_Your instructions_
Drop every picture and give the entries back exactly.
- - -
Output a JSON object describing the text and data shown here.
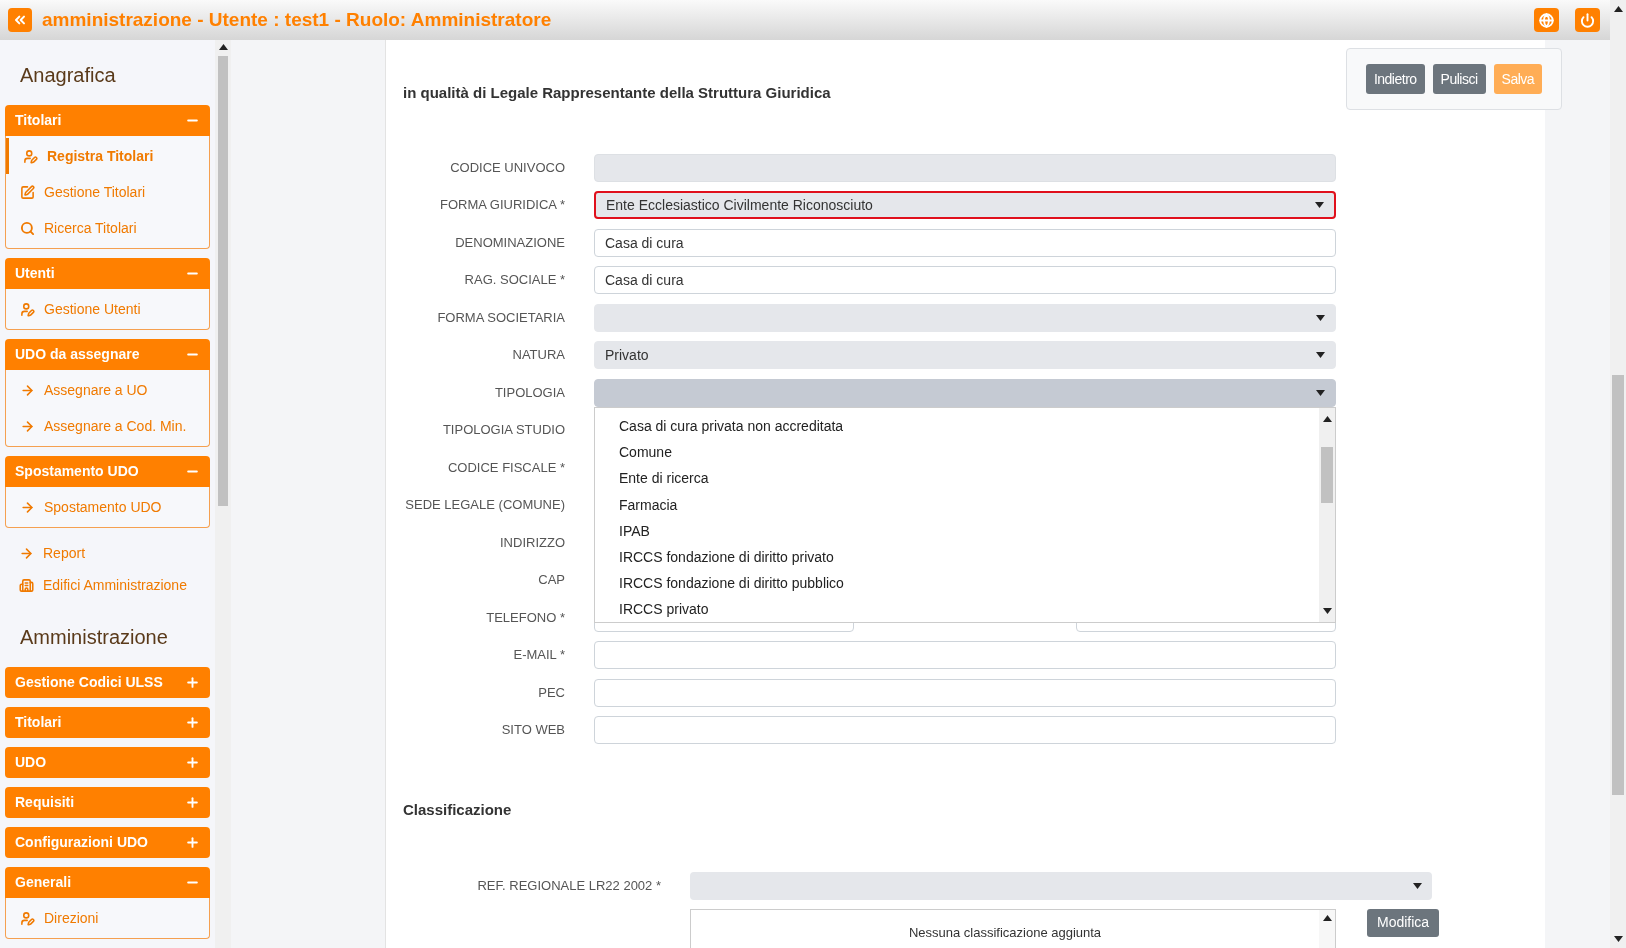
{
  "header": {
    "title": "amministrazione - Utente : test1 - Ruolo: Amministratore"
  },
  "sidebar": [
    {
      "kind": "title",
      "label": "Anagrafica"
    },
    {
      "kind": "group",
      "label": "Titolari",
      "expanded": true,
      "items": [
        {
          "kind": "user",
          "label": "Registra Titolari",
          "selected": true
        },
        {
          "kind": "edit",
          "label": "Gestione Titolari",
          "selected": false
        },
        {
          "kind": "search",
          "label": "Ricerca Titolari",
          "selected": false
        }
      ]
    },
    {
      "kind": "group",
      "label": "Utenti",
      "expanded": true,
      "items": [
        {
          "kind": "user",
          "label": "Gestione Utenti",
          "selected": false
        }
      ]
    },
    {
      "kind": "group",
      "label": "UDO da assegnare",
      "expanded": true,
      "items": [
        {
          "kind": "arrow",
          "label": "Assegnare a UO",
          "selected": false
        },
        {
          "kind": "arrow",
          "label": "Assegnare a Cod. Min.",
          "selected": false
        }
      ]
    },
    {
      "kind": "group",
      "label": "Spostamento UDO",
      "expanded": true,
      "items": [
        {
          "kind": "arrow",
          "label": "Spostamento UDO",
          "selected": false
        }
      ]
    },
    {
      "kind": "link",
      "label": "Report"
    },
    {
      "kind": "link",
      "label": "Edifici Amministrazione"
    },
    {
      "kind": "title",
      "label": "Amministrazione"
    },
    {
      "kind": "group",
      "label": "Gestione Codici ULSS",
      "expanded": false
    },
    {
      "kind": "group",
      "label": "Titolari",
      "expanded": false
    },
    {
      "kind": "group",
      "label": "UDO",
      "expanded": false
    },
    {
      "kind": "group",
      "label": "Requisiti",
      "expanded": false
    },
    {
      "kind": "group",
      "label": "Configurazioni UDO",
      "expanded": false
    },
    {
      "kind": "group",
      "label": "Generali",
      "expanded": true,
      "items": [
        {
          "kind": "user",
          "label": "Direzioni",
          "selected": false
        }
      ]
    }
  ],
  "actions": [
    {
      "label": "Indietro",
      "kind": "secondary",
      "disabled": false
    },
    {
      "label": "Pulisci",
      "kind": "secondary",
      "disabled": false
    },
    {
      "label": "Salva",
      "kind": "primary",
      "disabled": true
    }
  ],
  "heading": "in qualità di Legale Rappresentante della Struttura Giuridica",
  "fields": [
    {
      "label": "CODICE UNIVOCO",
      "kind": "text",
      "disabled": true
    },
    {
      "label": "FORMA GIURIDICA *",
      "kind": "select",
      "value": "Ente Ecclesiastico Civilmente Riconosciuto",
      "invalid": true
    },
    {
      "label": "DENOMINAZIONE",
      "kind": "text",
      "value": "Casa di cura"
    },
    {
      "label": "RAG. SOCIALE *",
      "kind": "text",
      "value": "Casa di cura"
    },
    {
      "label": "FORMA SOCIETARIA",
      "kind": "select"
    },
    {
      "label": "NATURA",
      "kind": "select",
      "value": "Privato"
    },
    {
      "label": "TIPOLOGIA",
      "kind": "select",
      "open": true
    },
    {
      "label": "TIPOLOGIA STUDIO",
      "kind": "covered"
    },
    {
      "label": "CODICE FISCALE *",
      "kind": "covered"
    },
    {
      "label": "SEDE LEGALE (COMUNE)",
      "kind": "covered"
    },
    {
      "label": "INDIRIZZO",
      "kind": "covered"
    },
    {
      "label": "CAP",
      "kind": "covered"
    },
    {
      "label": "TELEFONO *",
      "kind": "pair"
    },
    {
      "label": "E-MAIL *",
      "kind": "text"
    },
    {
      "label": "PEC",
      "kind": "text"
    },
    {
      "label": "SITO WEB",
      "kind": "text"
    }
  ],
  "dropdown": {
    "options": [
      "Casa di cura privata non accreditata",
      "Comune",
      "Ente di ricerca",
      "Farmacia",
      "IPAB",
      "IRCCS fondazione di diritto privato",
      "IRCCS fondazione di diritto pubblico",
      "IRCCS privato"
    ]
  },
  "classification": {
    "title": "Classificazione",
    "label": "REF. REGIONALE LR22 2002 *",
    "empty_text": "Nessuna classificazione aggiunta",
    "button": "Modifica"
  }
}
- - -
_Completed task_
Output a JSON object describing the text and data shown here.
{
  "header": {
    "title": "amministrazione - Utente : test1 - Ruolo: Amministratore"
  },
  "sidebar": [
    {
      "kind": "title",
      "label": "Anagrafica"
    },
    {
      "kind": "group",
      "label": "Titolari",
      "expanded": true,
      "items": [
        {
          "kind": "user",
          "label": "Registra Titolari",
          "selected": true
        },
        {
          "kind": "edit",
          "label": "Gestione Titolari",
          "selected": false
        },
        {
          "kind": "search",
          "label": "Ricerca Titolari",
          "selected": false
        }
      ]
    },
    {
      "kind": "group",
      "label": "Utenti",
      "expanded": true,
      "items": [
        {
          "kind": "user",
          "label": "Gestione Utenti",
          "selected": false
        }
      ]
    },
    {
      "kind": "group",
      "label": "UDO da assegnare",
      "expanded": true,
      "items": [
        {
          "kind": "arrow",
          "label": "Assegnare a UO",
          "selected": false
        },
        {
          "kind": "arrow",
          "label": "Assegnare a Cod. Min.",
          "selected": false
        }
      ]
    },
    {
      "kind": "group",
      "label": "Spostamento UDO",
      "expanded": true,
      "items": [
        {
          "kind": "arrow",
          "label": "Spostamento UDO",
          "selected": false
        }
      ]
    },
    {
      "kind": "link",
      "label": "Report"
    },
    {
      "kind": "link",
      "label": "Edifici Amministrazione"
    },
    {
      "kind": "title",
      "label": "Amministrazione"
    },
    {
      "kind": "group",
      "label": "Gestione Codici ULSS",
      "expanded": false
    },
    {
      "kind": "group",
      "label": "Titolari",
      "expanded": false
    },
    {
      "kind": "group",
      "label": "UDO",
      "expanded": false
    },
    {
      "kind": "group",
      "label": "Requisiti",
      "expanded": false
    },
    {
      "kind": "group",
      "label": "Configurazioni UDO",
      "expanded": false
    },
    {
      "kind": "group",
      "label": "Generali",
      "expanded": true,
      "items": [
        {
          "kind": "user",
          "label": "Direzioni",
          "selected": false
        }
      ]
    }
  ],
  "actions": [
    {
      "label": "Indietro",
      "kind": "secondary",
      "disabled": false
    },
    {
      "label": "Pulisci",
      "kind": "secondary",
      "disabled": false
    },
    {
      "label": "Salva",
      "kind": "primary",
      "disabled": true
    }
  ],
  "heading": "in qualità di Legale Rappresentante della Struttura Giuridica",
  "fields": [
    {
      "label": "CODICE UNIVOCO",
      "kind": "text",
      "disabled": true
    },
    {
      "label": "FORMA GIURIDICA *",
      "kind": "select",
      "value": "Ente Ecclesiastico Civilmente Riconosciuto",
      "invalid": true
    },
    {
      "label": "DENOMINAZIONE",
      "kind": "text",
      "value": "Casa di cura"
    },
    {
      "label": "RAG. SOCIALE *",
      "kind": "text",
      "value": "Casa di cura"
    },
    {
      "label": "FORMA SOCIETARIA",
      "kind": "select"
    },
    {
      "label": "NATURA",
      "kind": "select",
      "value": "Privato"
    },
    {
      "label": "TIPOLOGIA",
      "kind": "select",
      "open": true
    },
    {
      "label": "TIPOLOGIA STUDIO",
      "kind": "covered"
    },
    {
      "label": "CODICE FISCALE *",
      "kind": "covered"
    },
    {
      "label": "SEDE LEGALE (COMUNE)",
      "kind": "covered"
    },
    {
      "label": "INDIRIZZO",
      "kind": "covered"
    },
    {
      "label": "CAP",
      "kind": "covered"
    },
    {
      "label": "TELEFONO *",
      "kind": "pair"
    },
    {
      "label": "E-MAIL *",
      "kind": "text"
    },
    {
      "label": "PEC",
      "kind": "text"
    },
    {
      "label": "SITO WEB",
      "kind": "text"
    }
  ],
  "dropdown": {
    "options": [
      "Casa di cura privata non accreditata",
      "Comune",
      "Ente di ricerca",
      "Farmacia",
      "IPAB",
      "IRCCS fondazione di diritto privato",
      "IRCCS fondazione di diritto pubblico",
      "IRCCS privato"
    ]
  },
  "classification": {
    "title": "Classificazione",
    "label": "REF. REGIONALE LR22 2002 *",
    "empty_text": "Nessuna classificazione aggiunta",
    "button": "Modifica"
  }
}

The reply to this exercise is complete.